- **What you should do**
Copy the material below word for word, line by line, but leave out the pictures.

- **Provided information**
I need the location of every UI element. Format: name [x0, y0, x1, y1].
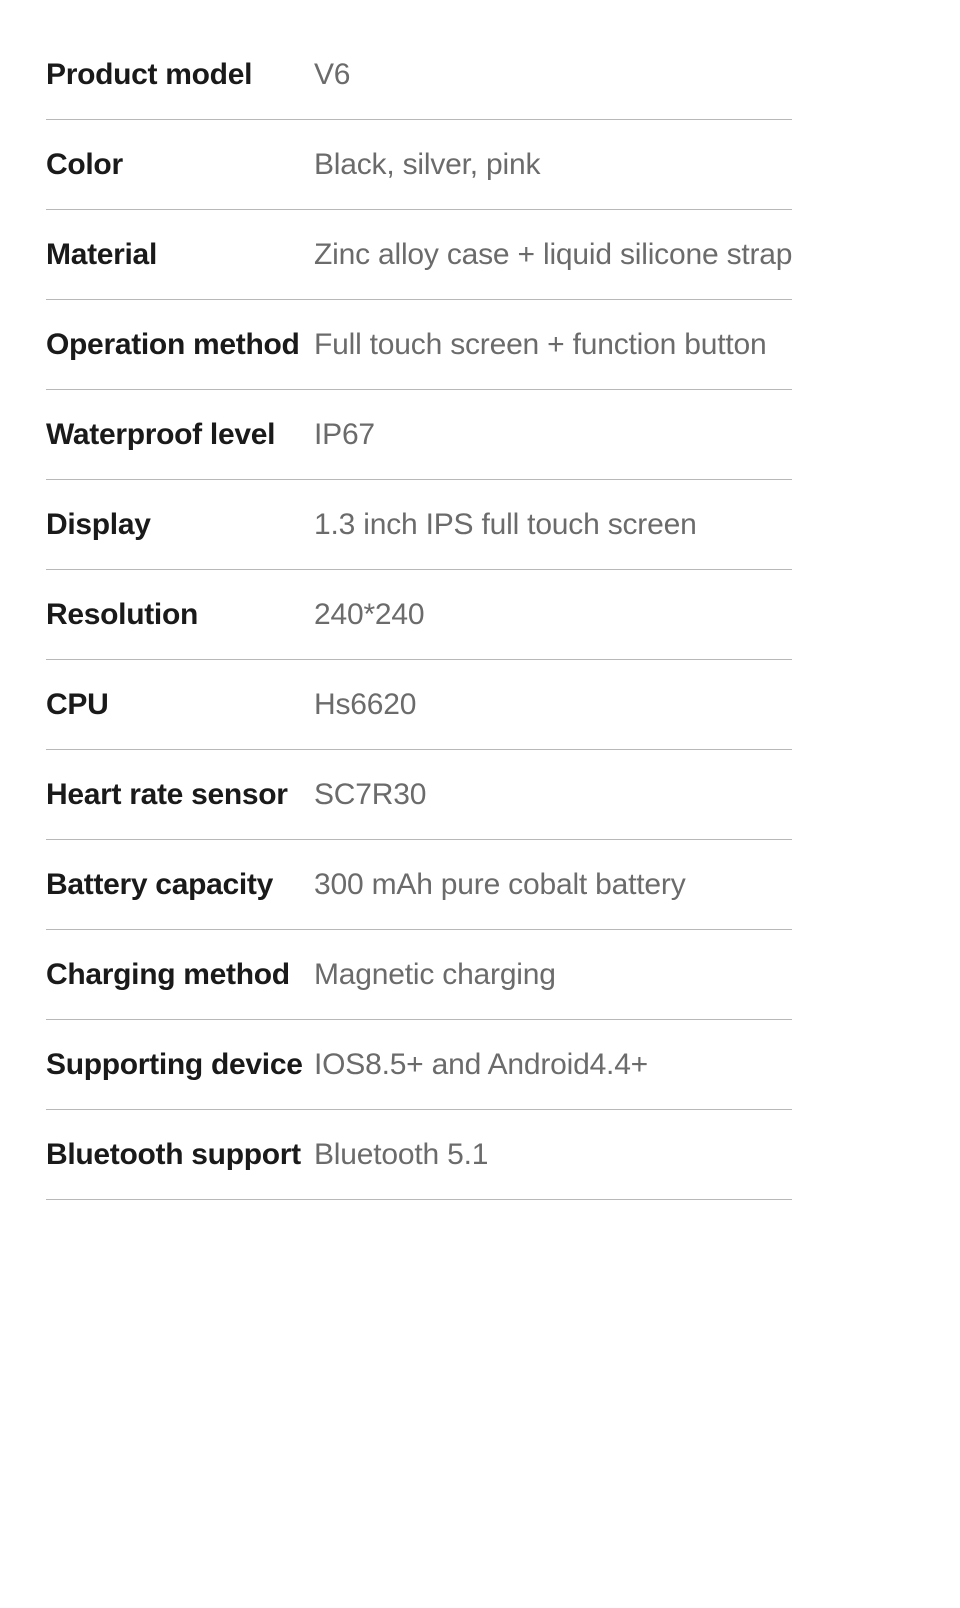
spec-row: Charging method Magnetic charging [46, 930, 792, 1020]
spec-row: Product model V6 [46, 30, 792, 120]
spec-row: Waterproof level IP67 [46, 390, 792, 480]
spec-value: Zinc alloy case + liquid silicone strap [314, 238, 792, 272]
spec-value: Bluetooth 5.1 [314, 1138, 488, 1172]
spec-label: Material [46, 238, 314, 272]
spec-label: Product model [46, 58, 314, 92]
spec-label: Supporting device [46, 1048, 314, 1082]
spec-value: V6 [314, 58, 350, 92]
spec-row: Color Black, silver, pink [46, 120, 792, 210]
spec-row: Heart rate sensor SC7R30 [46, 750, 792, 840]
spec-table: Product model V6 Color Black, silver, pi… [0, 0, 960, 1200]
spec-label: Waterproof level [46, 418, 314, 452]
spec-label: Resolution [46, 598, 314, 632]
spec-label: Display [46, 508, 314, 542]
spec-value: 240*240 [314, 598, 424, 632]
spec-row: Bluetooth support Bluetooth 5.1 [46, 1110, 792, 1200]
spec-value: Magnetic charging [314, 958, 556, 992]
spec-label: Heart rate sensor [46, 778, 314, 812]
spec-value: Black, silver, pink [314, 148, 540, 182]
spec-label: Operation method [46, 328, 314, 362]
spec-row: CPU Hs6620 [46, 660, 792, 750]
spec-label: Battery capacity [46, 868, 314, 902]
spec-value: SC7R30 [314, 778, 426, 812]
spec-label: CPU [46, 688, 314, 722]
spec-row: Supporting device IOS8.5+ and Android4.4… [46, 1020, 792, 1110]
spec-value: 1.3 inch IPS full touch screen [314, 508, 697, 542]
spec-row: Resolution 240*240 [46, 570, 792, 660]
spec-value: 300 mAh pure cobalt battery [314, 868, 686, 902]
spec-label: Charging method [46, 958, 314, 992]
spec-row: Display 1.3 inch IPS full touch screen [46, 480, 792, 570]
spec-label: Color [46, 148, 314, 182]
spec-value: Full touch screen + function button [314, 328, 766, 362]
spec-value: Hs6620 [314, 688, 416, 722]
spec-row: Material Zinc alloy case + liquid silico… [46, 210, 792, 300]
spec-row: Battery capacity 300 mAh pure cobalt bat… [46, 840, 792, 930]
spec-label: Bluetooth support [46, 1138, 314, 1172]
spec-value: IOS8.5+ and Android4.4+ [314, 1048, 648, 1082]
spec-value: IP67 [314, 418, 375, 452]
spec-row: Operation method Full touch screen + fun… [46, 300, 792, 390]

- **The answer**
I need the location of every UI element. Format: name [x0, y0, x1, y1].
spec-row: Charging method Magnetic charging [46, 930, 792, 1020]
spec-row: Product model V6 [46, 30, 792, 120]
spec-row: Waterproof level IP67 [46, 390, 792, 480]
spec-value: Zinc alloy case + liquid silicone strap [314, 238, 792, 272]
spec-value: Bluetooth 5.1 [314, 1138, 488, 1172]
spec-label: Material [46, 238, 314, 272]
spec-label: Product model [46, 58, 314, 92]
spec-label: Supporting device [46, 1048, 314, 1082]
spec-value: V6 [314, 58, 350, 92]
spec-row: Color Black, silver, pink [46, 120, 792, 210]
spec-row: Heart rate sensor SC7R30 [46, 750, 792, 840]
spec-table: Product model V6 Color Black, silver, pi… [0, 0, 960, 1200]
spec-label: Waterproof level [46, 418, 314, 452]
spec-label: Resolution [46, 598, 314, 632]
spec-label: Display [46, 508, 314, 542]
spec-value: 240*240 [314, 598, 424, 632]
spec-row: Bluetooth support Bluetooth 5.1 [46, 1110, 792, 1200]
spec-value: Magnetic charging [314, 958, 556, 992]
spec-label: Heart rate sensor [46, 778, 314, 812]
spec-value: Black, silver, pink [314, 148, 540, 182]
spec-label: Operation method [46, 328, 314, 362]
spec-row: CPU Hs6620 [46, 660, 792, 750]
spec-label: Battery capacity [46, 868, 314, 902]
spec-value: SC7R30 [314, 778, 426, 812]
spec-label: CPU [46, 688, 314, 722]
spec-row: Supporting device IOS8.5+ and Android4.4… [46, 1020, 792, 1110]
spec-value: 1.3 inch IPS full touch screen [314, 508, 697, 542]
spec-row: Resolution 240*240 [46, 570, 792, 660]
spec-value: 300 mAh pure cobalt battery [314, 868, 686, 902]
spec-label: Charging method [46, 958, 314, 992]
spec-row: Display 1.3 inch IPS full touch screen [46, 480, 792, 570]
spec-label: Color [46, 148, 314, 182]
spec-value: Full touch screen + function button [314, 328, 766, 362]
spec-value: Hs6620 [314, 688, 416, 722]
spec-row: Material Zinc alloy case + liquid silico… [46, 210, 792, 300]
spec-row: Battery capacity 300 mAh pure cobalt bat… [46, 840, 792, 930]
spec-label: Bluetooth support [46, 1138, 314, 1172]
spec-value: IOS8.5+ and Android4.4+ [314, 1048, 648, 1082]
spec-value: IP67 [314, 418, 375, 452]
spec-row: Operation method Full touch screen + fun… [46, 300, 792, 390]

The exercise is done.